In geometry, a truncated icosidodecahedral prism or great rhombicosidodecahedral prism is a convex uniform 4-polytope (four-dimensional polytope).

It is one of 18 convex uniform polyhedral prisms created by using uniform prisms to connect pairs of Platonic solids or Archimedean solids in parallel hyperplanes.

Alternative names 
 Truncated icosidodecahedral dyadic prism (Norman W. Johnson) 
 Griddip (Jonathan Bowers: for great rhombicosidodecahedral prism/hyperprism) 
 Great rhombicosidodecahedral prism/hyperprism

Related polytopes 
A full snub dodecahedral antiprism or omnisnub dodecahedral antiprism can be defined as an alternation of an truncated icosidodecahedral prism, represented by ht0,1,2,3{5,3,2}, or , although it cannot be constructed as a uniform 4-polytope. It has 184 cells: 2 snub dodecahedrons connected by 30 tetrahedrons, 12 pentagonal antiprisms, and 20 octahedrons, with 120 tetrahedrons in the alternated gaps. It has 120 vertices, 480 edges, and 544 faces (24 pentagons and 40+480 triangles). It has [5,3,2]+ symmetry, order 120.

Study material>

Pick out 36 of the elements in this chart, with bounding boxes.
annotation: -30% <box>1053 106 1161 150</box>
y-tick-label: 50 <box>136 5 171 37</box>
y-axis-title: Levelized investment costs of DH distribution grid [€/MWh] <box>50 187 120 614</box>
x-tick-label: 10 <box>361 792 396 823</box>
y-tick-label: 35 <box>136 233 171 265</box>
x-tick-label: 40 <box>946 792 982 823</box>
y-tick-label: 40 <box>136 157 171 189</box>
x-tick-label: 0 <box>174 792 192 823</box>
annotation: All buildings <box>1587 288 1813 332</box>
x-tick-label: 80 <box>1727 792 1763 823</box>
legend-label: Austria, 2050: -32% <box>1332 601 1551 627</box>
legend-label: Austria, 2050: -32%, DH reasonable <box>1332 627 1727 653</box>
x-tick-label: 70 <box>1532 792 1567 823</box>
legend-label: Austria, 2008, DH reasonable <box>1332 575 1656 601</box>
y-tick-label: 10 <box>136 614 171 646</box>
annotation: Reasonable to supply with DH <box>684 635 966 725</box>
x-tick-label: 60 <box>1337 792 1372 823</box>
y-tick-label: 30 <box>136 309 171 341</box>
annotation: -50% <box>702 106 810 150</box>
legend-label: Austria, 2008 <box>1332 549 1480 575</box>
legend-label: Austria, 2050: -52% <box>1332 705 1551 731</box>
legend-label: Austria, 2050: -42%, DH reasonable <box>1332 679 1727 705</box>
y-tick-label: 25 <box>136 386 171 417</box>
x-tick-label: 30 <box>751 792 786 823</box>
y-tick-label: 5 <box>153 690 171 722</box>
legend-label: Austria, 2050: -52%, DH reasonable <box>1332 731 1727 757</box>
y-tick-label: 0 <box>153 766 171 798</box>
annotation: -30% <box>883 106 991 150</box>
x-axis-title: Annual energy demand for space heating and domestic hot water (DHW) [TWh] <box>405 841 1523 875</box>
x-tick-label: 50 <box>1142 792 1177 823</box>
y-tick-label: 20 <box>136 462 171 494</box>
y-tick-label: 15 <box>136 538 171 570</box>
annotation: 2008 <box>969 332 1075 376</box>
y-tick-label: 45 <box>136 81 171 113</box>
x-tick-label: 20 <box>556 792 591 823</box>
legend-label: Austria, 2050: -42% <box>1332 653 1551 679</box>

Work request 1>
Answer these questions from the text on the truncated icosidodecahedral prism:
(a) How many convex uniform polyhedral prisms are there in the group that includes this polytope?
(b) What name does Jonathan Bowers use for the great rhombicosidodecahedral prism?
(c) How many vertices does the full snub dodecahedral antiprism have?
Work request 2> Retype everything in the text on the truncated icosidodecahedral prism from "Alternative names" down to "symmetry, order 120.".

Written reply 1>
(a) 18
(b) Griddip
(c) 120

Written reply 2>
Alternative names 
 Truncated icosidodecahedral dyadic prism (Norman W. Johnson) 
 Griddip (Jonathan Bowers: for great rhombicosidodecahedral prism/hyperprism) 
 Great rhombicosidodecahedral prism/hyperprism

Related polytopes 
A full snub dodecahedral antiprism or omnisnub dodecahedral antiprism can be defined as an alternation of an truncated icosidodecahedral prism, represented by ht0,1,2,3{5,3,2}, or , although it cannot be constructed as a uniform 4-polytope. It has 184 cells: 2 snub dodecahedrons connected by 30 tetrahedrons, 12 pentagonal antiprisms, and 20 octahedrons, with 120 tetrahedrons in the alternated gaps. It has 120 vertices, 480 edges, and 544 faces (24 pentagons and 40+480 triangles). It has [5,3,2]+ symmetry, order 120.